Dataset items
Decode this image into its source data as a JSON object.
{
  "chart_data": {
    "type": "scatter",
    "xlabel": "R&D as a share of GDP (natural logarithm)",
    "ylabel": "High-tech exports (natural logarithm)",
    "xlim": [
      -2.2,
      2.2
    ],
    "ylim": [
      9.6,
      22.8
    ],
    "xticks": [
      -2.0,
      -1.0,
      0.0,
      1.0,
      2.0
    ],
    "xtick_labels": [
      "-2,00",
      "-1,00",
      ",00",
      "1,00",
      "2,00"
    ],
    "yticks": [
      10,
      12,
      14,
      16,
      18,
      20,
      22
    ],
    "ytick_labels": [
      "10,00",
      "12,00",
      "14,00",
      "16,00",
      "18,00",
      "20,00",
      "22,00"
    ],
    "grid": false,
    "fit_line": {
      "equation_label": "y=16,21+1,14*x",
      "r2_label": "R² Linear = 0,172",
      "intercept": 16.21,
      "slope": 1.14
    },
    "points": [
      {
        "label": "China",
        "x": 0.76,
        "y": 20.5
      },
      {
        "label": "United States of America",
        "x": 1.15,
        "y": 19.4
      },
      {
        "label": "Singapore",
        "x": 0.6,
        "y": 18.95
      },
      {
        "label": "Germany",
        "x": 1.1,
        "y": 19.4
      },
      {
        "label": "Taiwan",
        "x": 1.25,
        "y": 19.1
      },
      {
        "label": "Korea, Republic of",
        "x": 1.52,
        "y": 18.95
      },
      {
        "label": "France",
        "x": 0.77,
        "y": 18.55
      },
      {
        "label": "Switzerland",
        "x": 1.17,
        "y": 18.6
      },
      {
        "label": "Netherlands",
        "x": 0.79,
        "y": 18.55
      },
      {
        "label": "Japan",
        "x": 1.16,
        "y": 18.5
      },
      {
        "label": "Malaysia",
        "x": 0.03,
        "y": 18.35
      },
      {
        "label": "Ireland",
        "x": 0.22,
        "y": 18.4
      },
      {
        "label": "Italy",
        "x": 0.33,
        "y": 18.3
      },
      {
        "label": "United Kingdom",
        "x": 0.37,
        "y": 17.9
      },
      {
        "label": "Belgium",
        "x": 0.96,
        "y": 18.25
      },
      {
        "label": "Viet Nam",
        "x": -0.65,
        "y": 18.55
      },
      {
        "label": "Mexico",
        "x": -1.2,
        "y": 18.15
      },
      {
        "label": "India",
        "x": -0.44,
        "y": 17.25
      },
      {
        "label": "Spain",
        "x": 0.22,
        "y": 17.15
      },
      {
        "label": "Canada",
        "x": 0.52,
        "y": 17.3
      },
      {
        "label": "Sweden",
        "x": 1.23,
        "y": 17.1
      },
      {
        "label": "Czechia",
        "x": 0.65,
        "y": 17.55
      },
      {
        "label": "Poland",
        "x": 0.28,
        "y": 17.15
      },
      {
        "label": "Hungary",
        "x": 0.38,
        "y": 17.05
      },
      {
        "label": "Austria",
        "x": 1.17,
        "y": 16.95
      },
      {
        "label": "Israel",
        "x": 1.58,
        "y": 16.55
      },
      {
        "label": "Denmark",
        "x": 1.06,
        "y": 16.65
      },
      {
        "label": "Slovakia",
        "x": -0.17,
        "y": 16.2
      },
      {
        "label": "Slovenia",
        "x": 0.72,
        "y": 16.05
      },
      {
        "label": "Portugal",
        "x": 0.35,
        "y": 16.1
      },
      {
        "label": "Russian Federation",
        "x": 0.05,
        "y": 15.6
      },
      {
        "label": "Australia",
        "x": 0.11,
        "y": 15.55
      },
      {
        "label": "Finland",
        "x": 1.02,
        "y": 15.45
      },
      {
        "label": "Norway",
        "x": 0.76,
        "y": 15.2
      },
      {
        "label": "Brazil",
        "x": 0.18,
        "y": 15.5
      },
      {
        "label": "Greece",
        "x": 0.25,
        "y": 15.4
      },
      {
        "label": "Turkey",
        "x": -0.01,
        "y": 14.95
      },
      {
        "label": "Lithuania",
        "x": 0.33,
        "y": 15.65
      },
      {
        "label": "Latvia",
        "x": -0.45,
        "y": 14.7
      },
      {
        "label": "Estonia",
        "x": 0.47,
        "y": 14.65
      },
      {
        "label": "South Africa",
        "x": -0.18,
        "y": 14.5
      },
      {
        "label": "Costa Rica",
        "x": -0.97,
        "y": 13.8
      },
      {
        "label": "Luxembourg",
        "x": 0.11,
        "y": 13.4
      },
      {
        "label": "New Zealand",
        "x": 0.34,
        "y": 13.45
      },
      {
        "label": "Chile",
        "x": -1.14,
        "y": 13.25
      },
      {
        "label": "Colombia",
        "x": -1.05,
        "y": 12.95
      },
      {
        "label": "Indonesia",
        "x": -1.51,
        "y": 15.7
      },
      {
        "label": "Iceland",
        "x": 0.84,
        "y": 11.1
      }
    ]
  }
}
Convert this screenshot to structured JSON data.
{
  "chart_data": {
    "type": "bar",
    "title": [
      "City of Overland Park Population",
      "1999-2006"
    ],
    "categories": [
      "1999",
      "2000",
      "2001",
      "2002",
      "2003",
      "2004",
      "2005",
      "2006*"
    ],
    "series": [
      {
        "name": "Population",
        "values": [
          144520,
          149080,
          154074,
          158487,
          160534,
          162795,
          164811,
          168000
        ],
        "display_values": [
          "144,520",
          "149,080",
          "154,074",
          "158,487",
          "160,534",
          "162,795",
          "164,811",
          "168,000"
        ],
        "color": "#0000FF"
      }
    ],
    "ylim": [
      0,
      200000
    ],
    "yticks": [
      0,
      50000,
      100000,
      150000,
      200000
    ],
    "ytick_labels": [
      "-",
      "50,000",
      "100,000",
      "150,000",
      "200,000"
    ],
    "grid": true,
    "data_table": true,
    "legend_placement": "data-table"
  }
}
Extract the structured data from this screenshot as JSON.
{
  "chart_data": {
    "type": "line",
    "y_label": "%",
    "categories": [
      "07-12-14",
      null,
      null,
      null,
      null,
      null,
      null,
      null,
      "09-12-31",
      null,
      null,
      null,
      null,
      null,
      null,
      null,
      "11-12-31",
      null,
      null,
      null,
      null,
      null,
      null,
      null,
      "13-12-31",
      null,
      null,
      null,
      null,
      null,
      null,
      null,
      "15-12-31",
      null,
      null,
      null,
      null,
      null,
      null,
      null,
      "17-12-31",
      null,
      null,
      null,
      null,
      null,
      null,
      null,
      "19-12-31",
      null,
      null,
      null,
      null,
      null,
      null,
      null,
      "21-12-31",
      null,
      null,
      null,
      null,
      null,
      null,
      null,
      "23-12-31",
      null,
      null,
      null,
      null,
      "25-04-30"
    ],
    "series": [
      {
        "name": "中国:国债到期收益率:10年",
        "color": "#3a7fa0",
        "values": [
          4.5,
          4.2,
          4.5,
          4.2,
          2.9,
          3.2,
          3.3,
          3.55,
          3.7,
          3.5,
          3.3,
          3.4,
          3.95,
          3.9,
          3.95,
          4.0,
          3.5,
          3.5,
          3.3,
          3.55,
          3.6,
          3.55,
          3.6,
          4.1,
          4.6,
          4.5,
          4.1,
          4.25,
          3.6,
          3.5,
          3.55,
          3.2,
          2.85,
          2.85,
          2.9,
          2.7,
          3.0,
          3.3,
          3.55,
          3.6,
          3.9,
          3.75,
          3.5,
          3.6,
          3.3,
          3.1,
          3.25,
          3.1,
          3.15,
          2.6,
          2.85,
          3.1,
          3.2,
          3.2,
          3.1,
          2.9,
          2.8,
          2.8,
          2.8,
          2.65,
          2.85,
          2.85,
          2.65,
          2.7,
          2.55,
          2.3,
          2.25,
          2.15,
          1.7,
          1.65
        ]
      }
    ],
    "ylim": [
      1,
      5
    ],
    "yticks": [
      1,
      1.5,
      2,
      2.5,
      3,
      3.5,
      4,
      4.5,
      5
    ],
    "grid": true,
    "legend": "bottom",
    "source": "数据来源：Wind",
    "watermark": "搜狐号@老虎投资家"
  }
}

** Stated exercise **
Copy out every line in the listing where the word "natural" appears.

** Task solution **
    "xlabel": "R&D as a share of GDP (natural logarithm)",
    "ylabel": "High-tech exports (natural logarithm)",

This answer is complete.